Instruction:
Rewrite the email reviewing the expression profiling patch, taking everything from "- Second, the" down to "in more detail." and swapping "notation" for "syntax" throughout.

Selected text:
-- Start --

[vsipl++] [patch] Serial Expression Profiling
Jules Bergmann
jules at codesourcery.com
Mon Aug 14 18:14:30 UTC 2006
Don,
This patch looks good. There are 2 things I would like to change:
- First, I would like to move the profiling code from the evaluator
class specializations into the Dispatch_assign class. This requires
some changes to the Evaluator framework, and some help from the
evaluators themselves, but not much.
Doing this will reduce the amount of duplication, making it easier
to add a new evaluator. It will also give us visibility into
distributed expressions before they are reduced.
- Second, the expression name generator is pretty cool, but the
psuedo-postfix notation seems unintuitive. Since the framework you
have is fairly general, it should not be too hard to generate a
name with proper prefix or infix notation.
This email only discusses the second bullet. I need to take a look at the
evaluator framework before discussing the first in more detail.
-- Jules
> All expressions are tagged in the profiler output with "Expr[/type/]",
> where type is LF, Dense or Trans. Following that is the dimensionality
> (1D, 2D or 3D), a compact representation of the expression and finally
> the size(s). For example, the following expression (where all are the
> same size and of type Vector<T>):
>
> r = v1 * v2;
>
> Gets logged as:
>
> Expr[LF] 1D *SS 262144 : 66929535 : 1 : 262144 : 14.0664
>
> The expression is represented as "*SS", meaning "the binary multiply
> operator applied to two single-precision real values" (again using the
> BLAS/LAPACK convention of S/D/C/Z for operand types).
> In general, operators are designated with a 'u', 'b' or 't' for unary,
> binary and ternary operators respectively, with the exception of the
> common binary operators, shown in their more familiar +-*/ form.
> Multiple operators are evaluated in order, therefore
>
> v1 * T(4) + v2 / v3
>
> is tagged as:
>
> Expr[LF] 1D *SS/SS+SS 2048 : 1527534 : 1 : 6144 : 14.4451
I think it would be easier to read the expression name if
- it used prefix or infix notation
- treated sub-expressions differently from leaves
I.e. the above expression could be:
prefix: +(*(S,S), /(S,S))
infix: (S*S)+(S/S)

-- End --

Items:
-- Start --

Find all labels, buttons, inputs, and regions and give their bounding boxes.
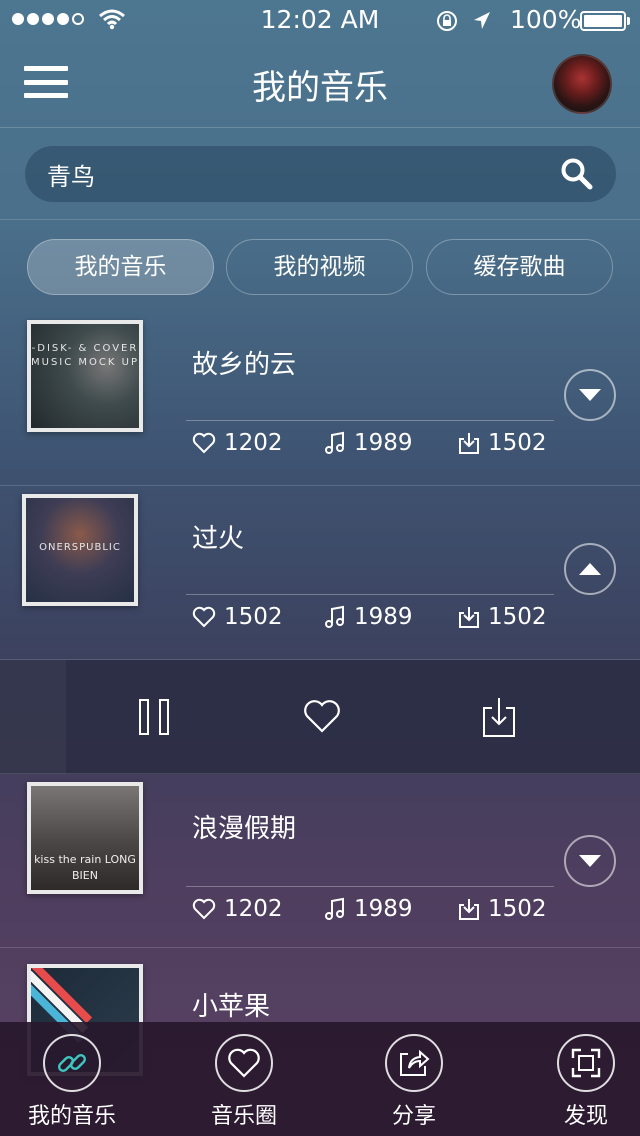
like-stat[interactable]: 1502 (192, 604, 324, 630)
song-stats: 1502 1989 1502 (192, 604, 547, 630)
tab-bar-share[interactable]: 分享 (344, 1034, 484, 1130)
player-controls (0, 660, 640, 774)
album-cover: ONERSPUBLIC (22, 494, 138, 606)
album-cover: kiss the rain LONG BIEN (27, 782, 143, 894)
download-icon (459, 899, 479, 920)
chevron-down-icon (579, 389, 601, 401)
song-title: 过火 (192, 524, 245, 554)
search-bar (25, 146, 616, 202)
album-cover: -DISK- & COVER MUSIC MOCK UP (27, 320, 143, 432)
music-note-icon (325, 431, 344, 454)
search-section (0, 128, 640, 220)
location-icon (474, 12, 490, 29)
tab-my-videos[interactable]: 我的视频 (226, 239, 413, 295)
segment-tabs: 我的音乐 我的视频 缓存歌曲 (0, 220, 640, 312)
tab-bar: 我的音乐 音乐圈 分享 发现 (0, 1022, 640, 1136)
tab-cached-songs[interactable]: 缓存歌曲 (426, 239, 613, 295)
like-stat[interactable]: 1202 (192, 430, 324, 456)
download-count: 1502 (488, 430, 547, 456)
tab-bar-label: 我的音乐 (27, 1104, 116, 1129)
tab-bar-my-music[interactable]: 我的音乐 (2, 1034, 142, 1130)
like-count: 1502 (224, 604, 283, 630)
battery-icon (580, 11, 630, 31)
play-stat: 1989 (324, 604, 458, 630)
search-input[interactable] (47, 146, 547, 202)
collapse-button[interactable] (564, 543, 616, 595)
cover-text: -DISK- & COVER MUSIC MOCK UP (31, 343, 139, 368)
cover-text: kiss the rain LONG BIEN (34, 853, 136, 882)
expand-button[interactable] (564, 835, 616, 887)
like-stat[interactable]: 1202 (192, 896, 324, 922)
play-stat: 1989 (324, 896, 458, 922)
song-title: 小苹果 (192, 992, 271, 1022)
tab-bar-music-circle[interactable]: 音乐圈 (174, 1034, 314, 1130)
music-note-icon (325, 897, 344, 920)
divider (186, 886, 554, 887)
tab-bar-discover[interactable]: 发现 (516, 1034, 640, 1130)
heart-icon (192, 606, 216, 628)
song-title: 故乡的云 (192, 350, 297, 380)
download-icon (459, 433, 479, 454)
download-count: 1502 (488, 896, 547, 922)
divider (186, 420, 554, 421)
pause-icon[interactable] (138, 698, 170, 736)
tab-bar-label: 分享 (391, 1104, 436, 1129)
heart-icon (192, 432, 216, 454)
download-icon (459, 607, 479, 628)
share-icon (400, 1049, 430, 1076)
play-stat: 1989 (324, 430, 458, 456)
list-item[interactable]: -DISK- & COVER MUSIC MOCK UP 故乡的云 1202 1… (0, 312, 640, 486)
list-item[interactable]: ONERSPUBLIC 过火 1502 1989 1502 (0, 486, 640, 660)
download-stat[interactable]: 1502 (458, 896, 547, 922)
download-stat[interactable]: 1502 (458, 430, 547, 456)
heart-icon (228, 1048, 260, 1078)
scan-icon (571, 1048, 601, 1078)
download-icon[interactable] (482, 696, 516, 738)
download-count: 1502 (488, 604, 547, 630)
divider (186, 594, 554, 595)
search-icon[interactable] (560, 157, 594, 191)
song-title: 浪漫假期 (192, 814, 297, 844)
play-count: 1989 (354, 604, 413, 630)
avatar[interactable] (552, 54, 612, 114)
heart-icon (192, 898, 216, 920)
rotation-lock-icon (437, 11, 457, 31)
song-stats: 1202 1989 1502 (192, 896, 547, 922)
page-title: 我的音乐 (252, 68, 388, 108)
list-item[interactable]: kiss the rain LONG BIEN 浪漫假期 1202 1989 1… (0, 774, 640, 948)
cover-text: ONERSPUBLIC (39, 542, 121, 553)
play-count: 1989 (354, 896, 413, 922)
play-count: 1989 (354, 430, 413, 456)
battery-percent: 100% (510, 5, 582, 34)
status-bar: 12:02 AM 100% (0, 0, 640, 40)
song-stats: 1202 1989 1502 (192, 430, 547, 456)
chevron-up-icon (579, 563, 601, 575)
favorite-heart-icon[interactable] (302, 698, 342, 734)
download-stat[interactable]: 1502 (458, 604, 547, 630)
tab-bar-label: 发现 (563, 1104, 608, 1129)
like-count: 1202 (224, 430, 283, 456)
tab-my-music[interactable]: 我的音乐 (27, 239, 214, 295)
like-count: 1202 (224, 896, 283, 922)
chevron-down-icon (579, 855, 601, 867)
tab-bar-label: 音乐圈 (210, 1104, 277, 1129)
link-icon (57, 1053, 87, 1073)
music-note-icon (325, 605, 344, 628)
player-strip (0, 660, 66, 774)
nav-bar: 我的音乐 (0, 40, 640, 128)
expand-button[interactable] (564, 369, 616, 421)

-- End --

Final result:
- Second, the expression name generator is pretty cool, but the
psuedo-postfix syntax seems unintuitive. Since the framework you
have is fairly general, it should not be too hard to generate a
name with proper prefix or infix syntax.
This email only discusses the second bullet. I need to take a look at the
evaluator framework before discussing the first in more detail.